TEXT SECTION:
⁂

I mean, you gotta give Bethesda some props here for developing their own engine. Indies don't do that.
But still, 8 years ago, they had this idea of a Bethesda game in space. Maybe they should have seen it coming that this concept won't work out terribly well, but ultimately someone decided to go ahead with it and then they spent 7 years building a space physics simulation, procedural planet generation and so on.
There was no way, they could have not released this game after realizing the concept doesn't work out terribly well. Or taken a step back and shifted the focus of the game towards space flight. Or taken a step back and deviate from the Bethesda-typical formula for this space theme.
These are options you have, when you've spent a few months prototyping, not after multiple years. They had to roll with the concept and basically try to bruteforce the fun into it.
Blizzard, back in the day, was willing to simply can games, even highly anticipated ones, when they didn't meet their standards, even after a couple years of work. StarCraft: Nova, Lord of the Clans...
And Square-Enix managed to take an MMORPG that was already released, tear it down to bare bones and completely rebuild it to make it good, with FFXIV: A Realm Reborn.
So it is possible to completely redo something if it doesn't work out...
They do not get props for trying to recycle their engine for the 100th time, because Creation sucked when they used it for Oblivion and it sucked when they upgraded it for Skyrim and it continued to suck through Fallout 4 into Fallout 76 and is very clearly not an engine designed to support a large game in space. Same bugs all the way through like five consecutive games.

⁂

EXTRACTED DATA:
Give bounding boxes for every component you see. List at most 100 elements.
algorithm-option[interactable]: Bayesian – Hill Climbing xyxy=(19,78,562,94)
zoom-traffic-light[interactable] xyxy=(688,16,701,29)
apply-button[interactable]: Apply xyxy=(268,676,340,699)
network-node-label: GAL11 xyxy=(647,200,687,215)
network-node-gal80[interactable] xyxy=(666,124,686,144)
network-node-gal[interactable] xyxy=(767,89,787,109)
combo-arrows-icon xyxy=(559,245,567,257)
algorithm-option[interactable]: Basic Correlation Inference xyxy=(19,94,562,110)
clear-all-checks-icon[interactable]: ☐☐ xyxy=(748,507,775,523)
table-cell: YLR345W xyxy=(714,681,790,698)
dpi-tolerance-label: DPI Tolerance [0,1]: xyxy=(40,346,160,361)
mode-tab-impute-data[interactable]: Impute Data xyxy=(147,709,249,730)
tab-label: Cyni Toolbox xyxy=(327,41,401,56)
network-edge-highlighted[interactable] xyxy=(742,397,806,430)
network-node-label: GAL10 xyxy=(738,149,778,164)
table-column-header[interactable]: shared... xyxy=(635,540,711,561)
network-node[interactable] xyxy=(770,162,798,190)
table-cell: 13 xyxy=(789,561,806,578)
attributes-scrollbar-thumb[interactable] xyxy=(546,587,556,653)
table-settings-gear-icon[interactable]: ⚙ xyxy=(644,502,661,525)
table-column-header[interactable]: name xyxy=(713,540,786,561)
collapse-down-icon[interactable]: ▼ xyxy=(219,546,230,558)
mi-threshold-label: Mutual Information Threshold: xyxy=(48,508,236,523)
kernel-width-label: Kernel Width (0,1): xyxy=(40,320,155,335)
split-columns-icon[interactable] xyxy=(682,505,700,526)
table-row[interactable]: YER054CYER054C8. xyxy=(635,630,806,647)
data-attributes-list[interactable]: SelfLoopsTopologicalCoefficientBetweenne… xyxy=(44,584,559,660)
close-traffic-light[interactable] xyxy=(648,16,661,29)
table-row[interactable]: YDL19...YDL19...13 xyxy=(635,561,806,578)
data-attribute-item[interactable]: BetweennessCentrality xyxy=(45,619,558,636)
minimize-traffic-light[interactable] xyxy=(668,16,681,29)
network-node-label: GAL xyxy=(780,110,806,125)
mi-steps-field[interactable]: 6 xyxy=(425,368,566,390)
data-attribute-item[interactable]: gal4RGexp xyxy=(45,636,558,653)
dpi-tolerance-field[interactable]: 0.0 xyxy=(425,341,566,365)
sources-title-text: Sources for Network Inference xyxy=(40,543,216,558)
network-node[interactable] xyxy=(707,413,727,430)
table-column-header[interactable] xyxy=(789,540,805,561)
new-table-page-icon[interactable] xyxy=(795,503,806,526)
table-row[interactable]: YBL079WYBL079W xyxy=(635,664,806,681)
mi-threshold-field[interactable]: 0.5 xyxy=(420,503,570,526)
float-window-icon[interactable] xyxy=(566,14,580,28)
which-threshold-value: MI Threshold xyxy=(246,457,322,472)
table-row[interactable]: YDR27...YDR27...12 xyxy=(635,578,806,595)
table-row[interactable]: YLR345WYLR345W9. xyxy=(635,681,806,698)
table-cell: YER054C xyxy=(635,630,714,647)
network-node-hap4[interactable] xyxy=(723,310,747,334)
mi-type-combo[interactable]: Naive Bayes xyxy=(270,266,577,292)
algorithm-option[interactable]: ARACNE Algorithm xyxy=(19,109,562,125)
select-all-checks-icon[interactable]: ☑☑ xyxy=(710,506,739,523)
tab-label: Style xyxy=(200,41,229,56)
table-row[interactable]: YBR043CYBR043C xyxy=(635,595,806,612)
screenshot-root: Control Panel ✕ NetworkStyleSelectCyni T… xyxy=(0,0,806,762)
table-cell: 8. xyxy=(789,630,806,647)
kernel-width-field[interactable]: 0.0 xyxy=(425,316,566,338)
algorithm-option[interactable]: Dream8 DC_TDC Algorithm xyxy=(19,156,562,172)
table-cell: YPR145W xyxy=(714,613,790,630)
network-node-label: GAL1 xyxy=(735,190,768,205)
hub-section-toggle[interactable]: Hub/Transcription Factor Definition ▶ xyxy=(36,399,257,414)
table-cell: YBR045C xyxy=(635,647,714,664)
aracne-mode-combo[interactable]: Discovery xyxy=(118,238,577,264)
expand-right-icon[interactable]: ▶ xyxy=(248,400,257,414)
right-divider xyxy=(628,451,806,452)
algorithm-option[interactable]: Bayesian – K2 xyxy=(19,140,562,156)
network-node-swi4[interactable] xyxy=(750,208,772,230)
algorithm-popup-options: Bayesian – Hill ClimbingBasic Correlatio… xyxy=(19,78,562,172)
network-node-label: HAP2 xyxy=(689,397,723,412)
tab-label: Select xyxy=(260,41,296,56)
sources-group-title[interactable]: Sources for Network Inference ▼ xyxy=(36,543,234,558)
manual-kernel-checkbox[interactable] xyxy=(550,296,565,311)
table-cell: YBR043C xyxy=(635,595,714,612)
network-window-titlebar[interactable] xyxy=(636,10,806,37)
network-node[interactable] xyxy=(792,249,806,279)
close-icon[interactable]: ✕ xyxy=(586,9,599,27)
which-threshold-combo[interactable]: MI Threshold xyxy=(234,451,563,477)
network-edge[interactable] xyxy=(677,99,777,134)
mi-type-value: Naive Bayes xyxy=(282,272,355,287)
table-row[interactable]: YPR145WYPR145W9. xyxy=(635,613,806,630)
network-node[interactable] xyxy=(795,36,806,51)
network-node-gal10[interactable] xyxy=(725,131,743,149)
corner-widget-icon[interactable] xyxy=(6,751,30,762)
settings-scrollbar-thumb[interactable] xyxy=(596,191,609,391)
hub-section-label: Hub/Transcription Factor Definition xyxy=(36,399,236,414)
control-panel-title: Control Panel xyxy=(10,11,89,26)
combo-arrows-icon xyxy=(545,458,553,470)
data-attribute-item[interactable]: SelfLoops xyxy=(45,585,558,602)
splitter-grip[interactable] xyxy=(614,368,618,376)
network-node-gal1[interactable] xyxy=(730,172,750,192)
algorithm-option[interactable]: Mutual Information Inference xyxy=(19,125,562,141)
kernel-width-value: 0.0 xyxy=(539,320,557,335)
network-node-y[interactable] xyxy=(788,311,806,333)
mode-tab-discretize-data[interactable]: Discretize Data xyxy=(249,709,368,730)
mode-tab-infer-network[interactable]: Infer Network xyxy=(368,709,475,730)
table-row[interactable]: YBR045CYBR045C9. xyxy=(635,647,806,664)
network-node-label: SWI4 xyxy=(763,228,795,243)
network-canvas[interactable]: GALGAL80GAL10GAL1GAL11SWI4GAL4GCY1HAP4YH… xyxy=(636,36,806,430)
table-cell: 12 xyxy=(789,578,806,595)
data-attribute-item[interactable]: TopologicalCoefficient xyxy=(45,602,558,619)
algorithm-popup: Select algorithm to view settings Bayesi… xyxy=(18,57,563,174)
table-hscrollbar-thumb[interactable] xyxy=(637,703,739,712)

⁂

WHAT IS BEING ASKED:
Quote the comment on Bethesda's engine word for word, everything from "I mean, you" down to "this space theme.".

SOLUTION FOR THIS TASK:
I mean, you gotta give Bethesda some props here for developing their own engine. Indies don't do that.
But still, 8 years ago, they had this idea of a Bethesda game in space. Maybe they should have seen it coming that this concept won't work out terribly well, but ultimately someone decided to go ahead with it and then they spent 7 years building a space physics simulation, procedural planet generation and so on.
There was no way, they could have not released this game after realizing the concept doesn't work out terribly well. Or taken a step back and shifted the focus of the game towards space flight. Or taken a step back and deviate from the Bethesda-typical formula for this space theme.